─── Data rows

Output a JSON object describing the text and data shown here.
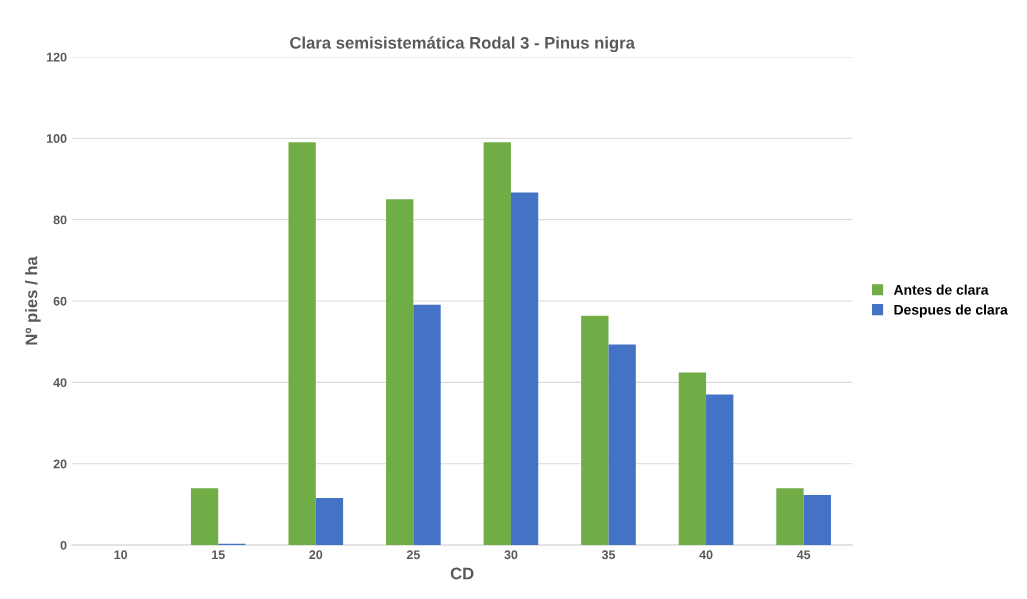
{
  "chart_data": {
    "type": "bar",
    "title": "Clara semisistemática Rodal 3 - Pinus nigra",
    "xlabel": "CD",
    "ylabel": "Nº pies / ha",
    "categories": [
      "10",
      "15",
      "20",
      "25",
      "30",
      "35",
      "40",
      "45"
    ],
    "series": [
      {
        "name": "Antes de clara",
        "color": "#70ad47",
        "values": [
          0,
          14,
          99,
          85,
          99,
          56.4,
          42.4,
          14
        ]
      },
      {
        "name": "Despues de clara",
        "color": "#4472c4",
        "values": [
          0,
          0.3,
          11.6,
          59.1,
          86.7,
          49.3,
          37,
          12.3
        ]
      }
    ],
    "ylim": [
      0,
      120
    ],
    "yticks": [
      0,
      20,
      40,
      60,
      80,
      100,
      120
    ],
    "grid": "y",
    "legend": "right"
  }
}
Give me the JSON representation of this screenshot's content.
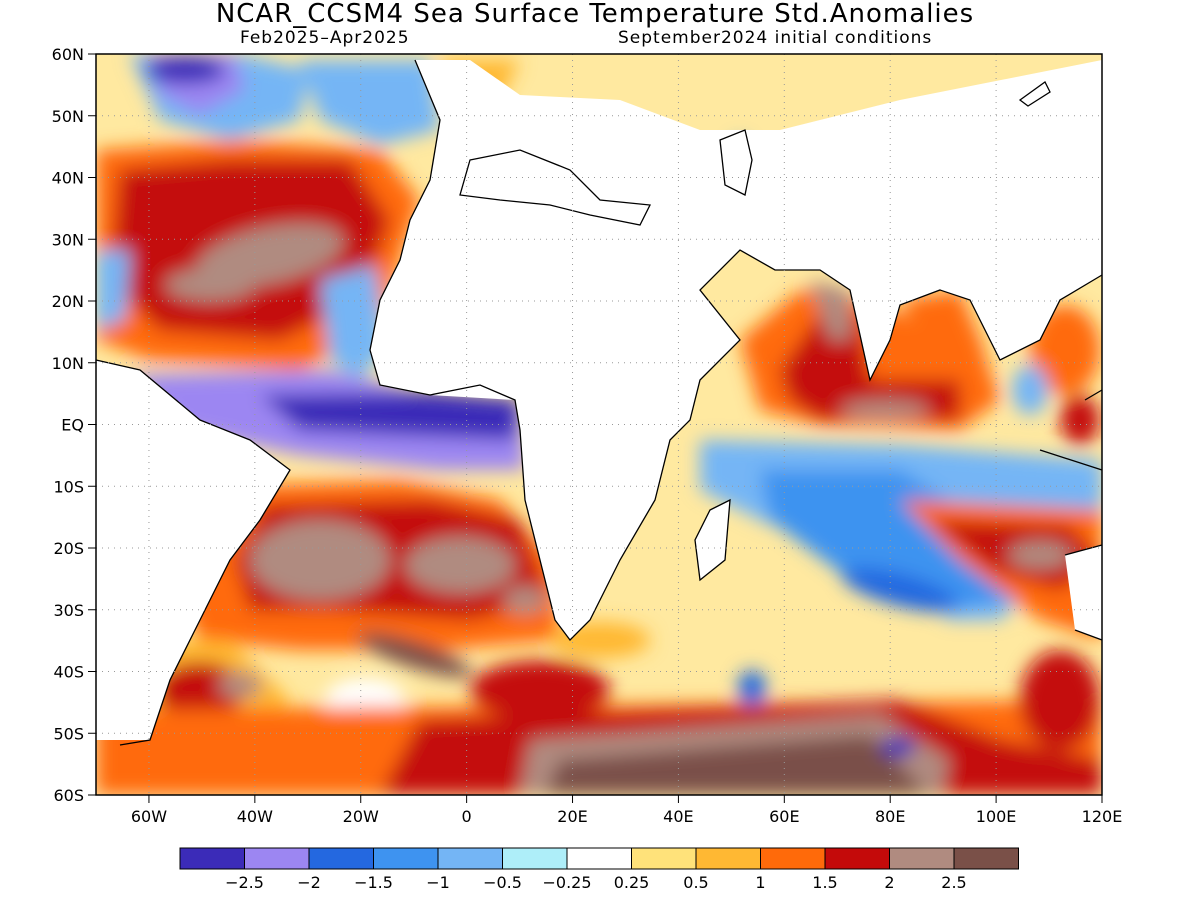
{
  "header": {
    "title": "NCAR_CCSM4 Sea Surface Temperature Std.Anomalies",
    "subtitle_left": "Feb2025–Apr2025",
    "subtitle_right": "September2024 initial conditions"
  },
  "map": {
    "lon_range": [
      -70,
      120
    ],
    "lat_range": [
      -60,
      60
    ],
    "lat_labels": [
      {
        "v": 60,
        "t": "60N"
      },
      {
        "v": 50,
        "t": "50N"
      },
      {
        "v": 40,
        "t": "40N"
      },
      {
        "v": 30,
        "t": "30N"
      },
      {
        "v": 20,
        "t": "20N"
      },
      {
        "v": 10,
        "t": "10N"
      },
      {
        "v": 0,
        "t": "EQ"
      },
      {
        "v": -10,
        "t": "10S"
      },
      {
        "v": -20,
        "t": "20S"
      },
      {
        "v": -30,
        "t": "30S"
      },
      {
        "v": -40,
        "t": "40S"
      },
      {
        "v": -50,
        "t": "50S"
      },
      {
        "v": -60,
        "t": "60S"
      }
    ],
    "lon_labels": [
      {
        "v": -60,
        "t": "60W"
      },
      {
        "v": -40,
        "t": "40W"
      },
      {
        "v": -20,
        "t": "20W"
      },
      {
        "v": 0,
        "t": "0"
      },
      {
        "v": 20,
        "t": "20E"
      },
      {
        "v": 40,
        "t": "40E"
      },
      {
        "v": 60,
        "t": "60E"
      },
      {
        "v": 80,
        "t": "80E"
      },
      {
        "v": 100,
        "t": "100E"
      },
      {
        "v": 120,
        "t": "120E"
      }
    ],
    "grid": "dotted"
  },
  "colorbar": {
    "colors": [
      "#3b2bb8",
      "#9c86f2",
      "#2468e0",
      "#3e93f0",
      "#74b5f5",
      "#aeeef9",
      "#ffffff",
      "#ffe27a",
      "#ffb833",
      "#ff6a0a",
      "#c40a0a",
      "#b08b80",
      "#7a5048"
    ],
    "labels": [
      "−2.5",
      "−2",
      "−1.5",
      "−1",
      "−0.5",
      "−0.25",
      "0.25",
      "0.5",
      "1",
      "1.5",
      "2",
      "2.5"
    ]
  }
}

──────

The problem:
Copy down every line of the entries containing the word "name".

Full solution:
        "name": "Antes de clara",
        "name": "Despues de clara",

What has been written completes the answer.